- DOCUMENT EXTRACT
+++++

A quick glance at any map of Cumbria reveals huge swathes of green in the south of the county too: woodland seems to dominate in the Duddon Valley, around Coniston and Hawkshead and along the shores of Windermere. Some of this, particularly in the Grizedale Forest, will be conifer plantation, but even here large expanses of deciduous woodland break up the regimented lines of green spruce, bringing a vibrant display.

Explore Claife Heights on the western side of Windermere and you’ll experience some of that variety. An unbroken line of good tracks and paths follows the shore of England’s longest lake for almost seven kilometres, hardly ever leaving the woods: from The Ferry House near Far Sawrey north, all the way to Wray Castle. Returning via the 244m top of Latterbarrow – a fine viewpoint over the treetops, and the many tarns that bejewel these gently rolling hills – makes for an excellent day out through a diversity of landscapes. But it’s also a fairly long day – at least 17km depending on which route you choose – so you’ll need to make sure you start early and have plenty of daylight.

+++++

- RECORDED INFORMATION

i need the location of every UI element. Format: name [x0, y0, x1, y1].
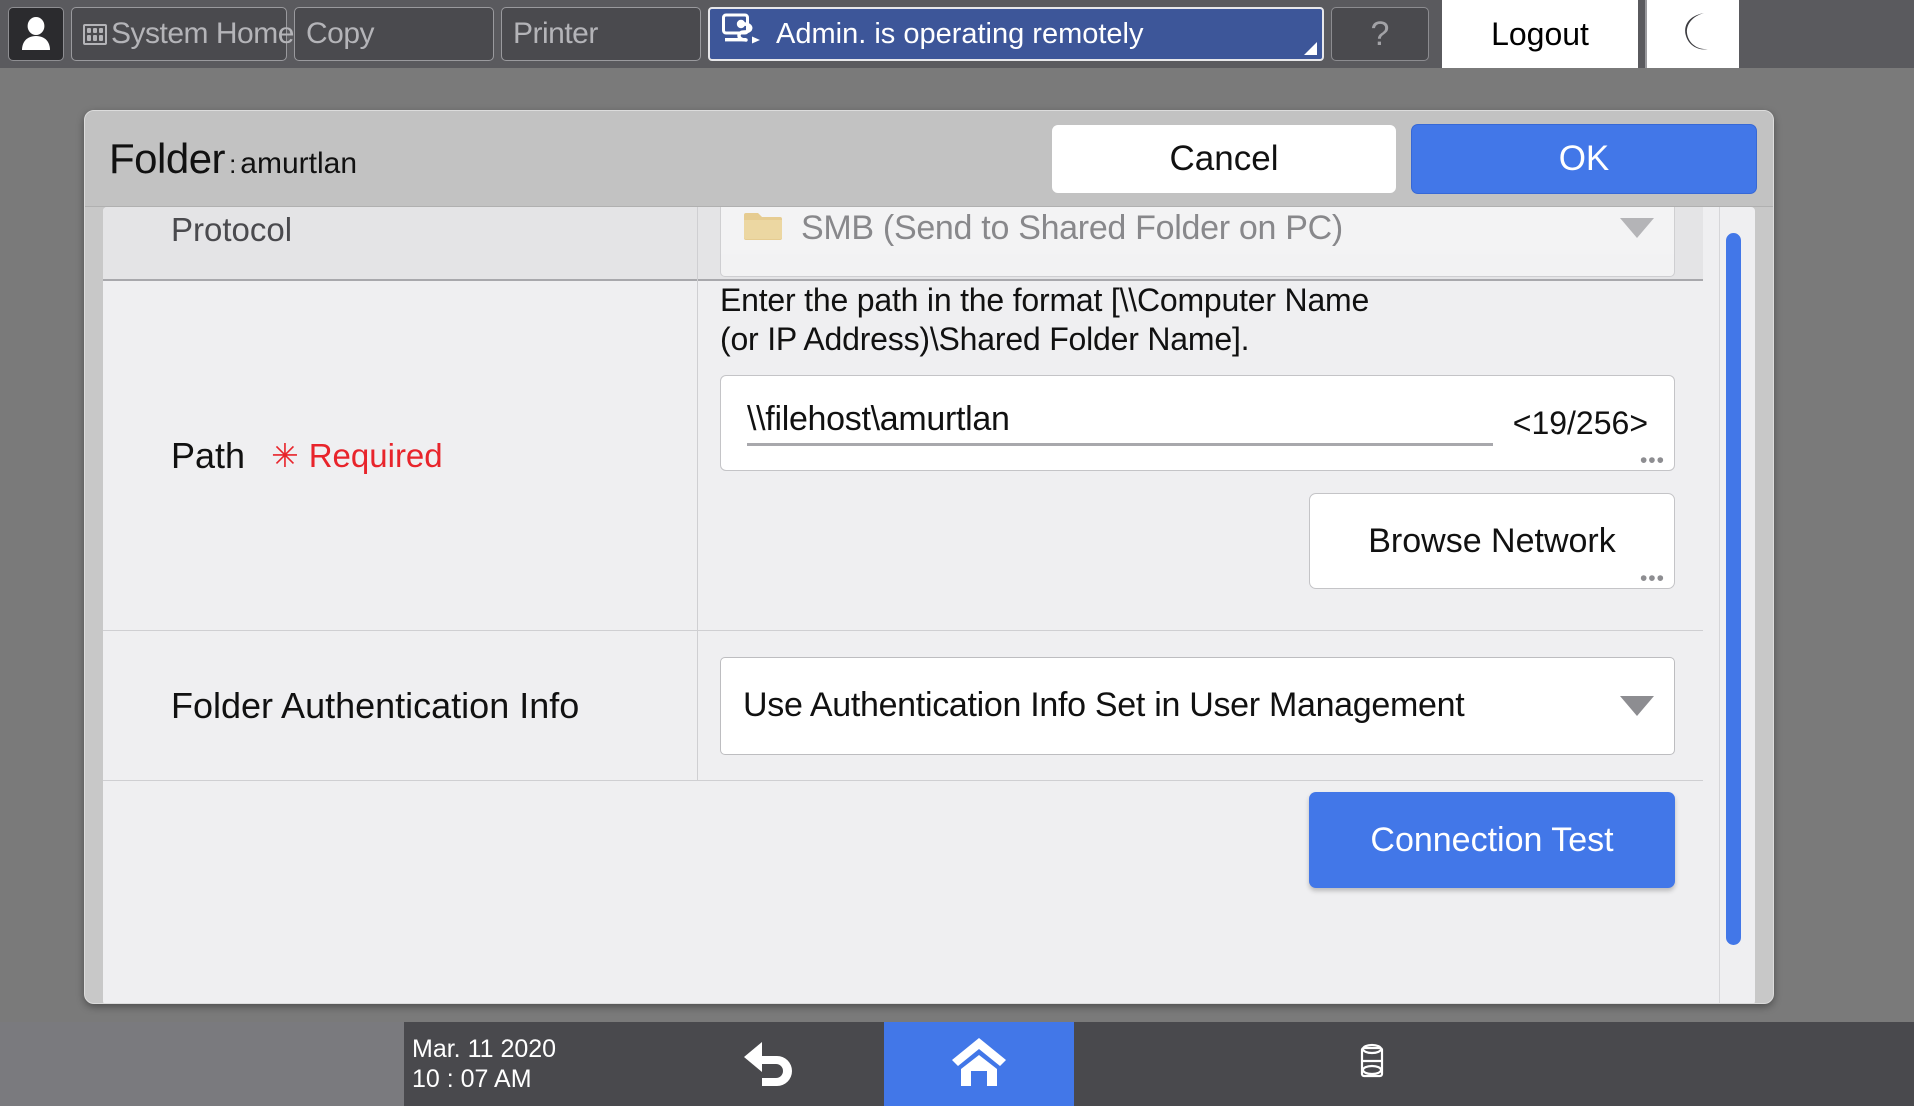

+++++

- TASK SET
1 – According to the Cumbria walking text, why should walkers start early and make sure they have plenty of daylight on the Claife Heights route?
2 – Restate the part of the Cumbria walking text starting with "Explore Claife Heights" and going on through "plenty of daylight.", renaming "Latterbarrow" as "High Blind How".
Draw only on the Cumbria walking text.

- SOLUTIONS PER TASK
1 – The route makes for a fairly long day, at least 17km depending on which way is chosen. An early start and plenty of daylight are therefore needed.

2 –
Explore Claife Heights on the western side of Windermere and you’ll experience some of that variety. An unbroken line of good tracks and paths follows the shore of England’s longest lake for almost seven kilometres, hardly ever leaving the woods: from The Ferry House near Far Sawrey north, all the way to Wray Castle. Returning via the 244m top of High Blind How – a fine viewpoint over the treetops, and the many tarns that bejewel these gently rolling hills – makes for an excellent day out through a diversity of landscapes. But it’s also a fairly long day – at least 17km depending on which route you choose – so you’ll need to make sure you start early and have plenty of daylight.